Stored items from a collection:
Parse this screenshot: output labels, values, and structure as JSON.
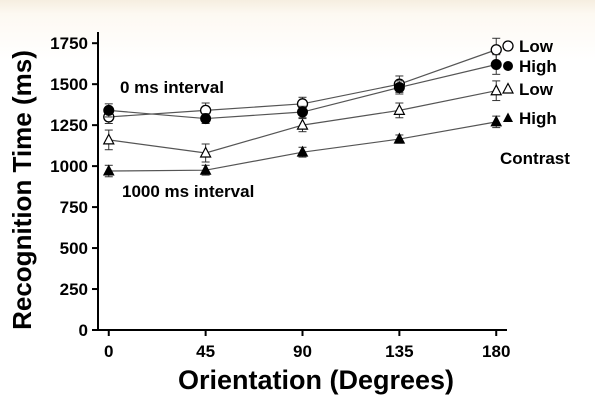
{
  "chart_data": {
    "type": "line",
    "xlabel": "Orientation (Degrees)",
    "ylabel": "Recognition Time (ms)",
    "x": [
      0,
      45,
      90,
      135,
      180
    ],
    "xticks": [
      "0",
      "45",
      "90",
      "135",
      "180"
    ],
    "yticks": [
      "0",
      "250",
      "500",
      "750",
      "1000",
      "1250",
      "1500",
      "1750"
    ],
    "xlim": [
      -5,
      185
    ],
    "ylim": [
      0,
      1800
    ],
    "grid": false,
    "series": [
      {
        "name": "Low",
        "group": "0 ms interval",
        "marker": "open-circle",
        "values": [
          1300,
          1340,
          1380,
          1500,
          1710
        ],
        "errors": [
          40,
          45,
          40,
          50,
          70
        ]
      },
      {
        "name": "High",
        "group": "0 ms interval",
        "marker": "filled-circle",
        "values": [
          1340,
          1290,
          1330,
          1480,
          1620
        ],
        "errors": [
          40,
          30,
          35,
          40,
          60
        ]
      },
      {
        "name": "Low",
        "group": "1000 ms interval",
        "marker": "open-triangle",
        "values": [
          1160,
          1080,
          1250,
          1340,
          1460
        ],
        "errors": [
          60,
          55,
          40,
          45,
          60
        ]
      },
      {
        "name": "High",
        "group": "1000 ms interval",
        "marker": "filled-triangle",
        "values": [
          970,
          975,
          1085,
          1165,
          1270
        ],
        "errors": [
          35,
          30,
          30,
          25,
          35
        ]
      }
    ],
    "annotations": [
      "0 ms interval",
      "1000 ms interval",
      "Contrast"
    ]
  }
}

Set exercise: Every line should be retyped exactly, with the pictures omitted.

Written reply:
Parse this screenshot: output labels, values, and structure as JSON.
{
  "chart_data": {
    "type": "line",
    "xlabel": "Orientation (Degrees)",
    "ylabel": "Recognition Time (ms)",
    "x": [
      0,
      45,
      90,
      135,
      180
    ],
    "xticks": [
      "0",
      "45",
      "90",
      "135",
      "180"
    ],
    "yticks": [
      "0",
      "250",
      "500",
      "750",
      "1000",
      "1250",
      "1500",
      "1750"
    ],
    "xlim": [
      -5,
      185
    ],
    "ylim": [
      0,
      1800
    ],
    "grid": false,
    "series": [
      {
        "name": "Low",
        "group": "0 ms interval",
        "marker": "open-circle",
        "values": [
          1300,
          1340,
          1380,
          1500,
          1710
        ],
        "errors": [
          40,
          45,
          40,
          50,
          70
        ]
      },
      {
        "name": "High",
        "group": "0 ms interval",
        "marker": "filled-circle",
        "values": [
          1340,
          1290,
          1330,
          1480,
          1620
        ],
        "errors": [
          40,
          30,
          35,
          40,
          60
        ]
      },
      {
        "name": "Low",
        "group": "1000 ms interval",
        "marker": "open-triangle",
        "values": [
          1160,
          1080,
          1250,
          1340,
          1460
        ],
        "errors": [
          60,
          55,
          40,
          45,
          60
        ]
      },
      {
        "name": "High",
        "group": "1000 ms interval",
        "marker": "filled-triangle",
        "values": [
          970,
          975,
          1085,
          1165,
          1270
        ],
        "errors": [
          35,
          30,
          30,
          25,
          35
        ]
      }
    ],
    "annotations": [
      "0 ms interval",
      "1000 ms interval",
      "Contrast"
    ]
  }
}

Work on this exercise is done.